» Extract to read
## Begin

# Branching out to other BOINC projects thread



## Peter1986C (Apr 16, 2020)

As discussed in this thread, some want to branch out into other BOINC projects again. I commented on that with:



> We once had an unofficial TPU team on there, started by me (others had started similarly on other projects). Now it is a locked "team" with only me left in there. I have been looking into getting back into crunching. So I am kind of torn right now between on one hand opening up the team again for others (changing its name to reference TPU again and being at least its admin even when not crunching very actively due to reasons I will not get into now), and on the other just staying out of it while someone else forms the team and I might join in later.
> I could also try to see whether I can make other accounts admin of my "team" if you wish to form it (back) into a TPU team.



In this thread we might discuss this. And yes, in my account I can change back to the TPU name again, allow new members again and even add new admins if we see a need (e.g. to let it have the same captain as we have for WCG). Shall I just do that?


----------



## hat (Apr 16, 2020)

Rosetta@Home could use some love... but I'm not sure I could take the position of team captain or anything like that.


----------



## Peter1986C (Apr 16, 2020)

That is ok. I have my doubts as well (about myself), although I would not mind as long as members understand I cannot be super active as such.

Update: I went to the account and changed it's name/team info and allow new members again. I will be its captain for a while and see how it goes.

## End

[Collected data]
## Begin

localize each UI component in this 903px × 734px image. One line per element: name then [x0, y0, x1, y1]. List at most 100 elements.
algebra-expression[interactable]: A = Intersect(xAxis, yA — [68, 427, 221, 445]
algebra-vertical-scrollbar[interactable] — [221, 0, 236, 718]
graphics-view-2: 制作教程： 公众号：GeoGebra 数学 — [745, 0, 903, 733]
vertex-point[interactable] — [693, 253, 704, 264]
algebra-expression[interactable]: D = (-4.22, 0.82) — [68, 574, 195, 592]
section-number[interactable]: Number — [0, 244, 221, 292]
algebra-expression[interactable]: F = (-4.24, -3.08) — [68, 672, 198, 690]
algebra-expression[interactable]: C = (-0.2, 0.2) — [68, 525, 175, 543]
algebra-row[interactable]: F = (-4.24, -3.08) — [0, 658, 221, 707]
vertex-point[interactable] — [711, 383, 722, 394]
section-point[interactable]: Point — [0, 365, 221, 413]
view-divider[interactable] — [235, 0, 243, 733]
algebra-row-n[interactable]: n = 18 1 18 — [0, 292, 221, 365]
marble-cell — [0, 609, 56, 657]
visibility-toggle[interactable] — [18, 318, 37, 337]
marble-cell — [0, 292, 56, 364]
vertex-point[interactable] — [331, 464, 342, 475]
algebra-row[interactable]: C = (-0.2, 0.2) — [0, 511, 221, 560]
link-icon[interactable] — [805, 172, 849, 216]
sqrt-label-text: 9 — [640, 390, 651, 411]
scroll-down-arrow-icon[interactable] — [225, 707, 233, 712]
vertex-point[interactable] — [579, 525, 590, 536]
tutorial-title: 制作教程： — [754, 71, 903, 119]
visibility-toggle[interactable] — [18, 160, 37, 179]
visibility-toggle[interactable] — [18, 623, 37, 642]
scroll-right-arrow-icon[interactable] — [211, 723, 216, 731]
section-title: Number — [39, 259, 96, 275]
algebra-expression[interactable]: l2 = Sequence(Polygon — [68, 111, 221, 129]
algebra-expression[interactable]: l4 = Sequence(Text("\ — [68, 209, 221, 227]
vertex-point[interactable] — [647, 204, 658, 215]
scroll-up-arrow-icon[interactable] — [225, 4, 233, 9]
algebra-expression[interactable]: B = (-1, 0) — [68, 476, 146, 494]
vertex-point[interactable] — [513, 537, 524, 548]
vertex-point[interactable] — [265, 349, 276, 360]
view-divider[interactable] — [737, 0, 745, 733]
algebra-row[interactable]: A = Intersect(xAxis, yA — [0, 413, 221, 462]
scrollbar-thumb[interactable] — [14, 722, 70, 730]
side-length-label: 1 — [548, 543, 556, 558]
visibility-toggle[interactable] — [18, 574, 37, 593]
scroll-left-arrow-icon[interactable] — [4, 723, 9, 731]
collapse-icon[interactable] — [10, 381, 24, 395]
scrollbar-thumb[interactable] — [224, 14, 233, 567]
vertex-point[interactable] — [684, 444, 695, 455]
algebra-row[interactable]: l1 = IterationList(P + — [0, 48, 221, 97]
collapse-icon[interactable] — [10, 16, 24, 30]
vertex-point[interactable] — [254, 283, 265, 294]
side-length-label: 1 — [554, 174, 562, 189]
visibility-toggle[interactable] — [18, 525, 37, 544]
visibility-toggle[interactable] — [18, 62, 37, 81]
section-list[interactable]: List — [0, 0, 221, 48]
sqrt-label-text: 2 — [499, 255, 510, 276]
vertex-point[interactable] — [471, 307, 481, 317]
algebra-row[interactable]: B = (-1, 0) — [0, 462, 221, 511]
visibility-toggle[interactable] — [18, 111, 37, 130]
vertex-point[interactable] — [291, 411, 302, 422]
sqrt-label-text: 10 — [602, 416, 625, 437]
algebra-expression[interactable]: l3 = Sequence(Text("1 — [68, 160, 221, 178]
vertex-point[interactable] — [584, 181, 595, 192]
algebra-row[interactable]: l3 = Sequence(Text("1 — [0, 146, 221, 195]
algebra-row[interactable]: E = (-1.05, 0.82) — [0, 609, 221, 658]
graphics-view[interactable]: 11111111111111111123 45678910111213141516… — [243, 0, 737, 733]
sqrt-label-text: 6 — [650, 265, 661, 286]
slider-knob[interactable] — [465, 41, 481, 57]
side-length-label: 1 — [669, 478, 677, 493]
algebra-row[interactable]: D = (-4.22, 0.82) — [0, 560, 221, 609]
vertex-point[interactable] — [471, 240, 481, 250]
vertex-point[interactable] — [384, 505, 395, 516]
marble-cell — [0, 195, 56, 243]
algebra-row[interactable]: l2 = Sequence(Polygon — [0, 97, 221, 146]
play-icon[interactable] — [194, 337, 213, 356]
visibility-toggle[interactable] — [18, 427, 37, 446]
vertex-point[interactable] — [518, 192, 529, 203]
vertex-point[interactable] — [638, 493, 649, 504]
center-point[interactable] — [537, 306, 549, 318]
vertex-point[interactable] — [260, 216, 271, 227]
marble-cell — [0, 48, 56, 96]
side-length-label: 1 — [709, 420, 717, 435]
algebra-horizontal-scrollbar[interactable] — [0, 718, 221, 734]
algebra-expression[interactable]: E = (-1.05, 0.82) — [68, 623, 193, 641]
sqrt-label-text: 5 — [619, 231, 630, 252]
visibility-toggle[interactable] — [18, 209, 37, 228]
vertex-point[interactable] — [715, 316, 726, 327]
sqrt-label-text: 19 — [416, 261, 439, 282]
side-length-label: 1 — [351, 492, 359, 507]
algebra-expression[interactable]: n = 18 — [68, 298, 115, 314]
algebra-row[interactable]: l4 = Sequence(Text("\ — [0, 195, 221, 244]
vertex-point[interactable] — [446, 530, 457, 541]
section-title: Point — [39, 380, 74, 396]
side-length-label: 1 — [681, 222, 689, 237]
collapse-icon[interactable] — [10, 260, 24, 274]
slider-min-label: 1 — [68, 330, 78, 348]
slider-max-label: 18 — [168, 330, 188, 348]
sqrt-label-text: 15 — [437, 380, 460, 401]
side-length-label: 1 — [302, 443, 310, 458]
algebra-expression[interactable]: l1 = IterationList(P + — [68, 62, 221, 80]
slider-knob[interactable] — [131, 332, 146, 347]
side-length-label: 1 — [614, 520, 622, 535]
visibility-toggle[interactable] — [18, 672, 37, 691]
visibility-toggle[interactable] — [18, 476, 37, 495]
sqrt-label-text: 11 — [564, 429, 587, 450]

## End

» Request
In the BOINC projects thread, which project does hat say could use some love?

» Exercise response
Rosetta@Home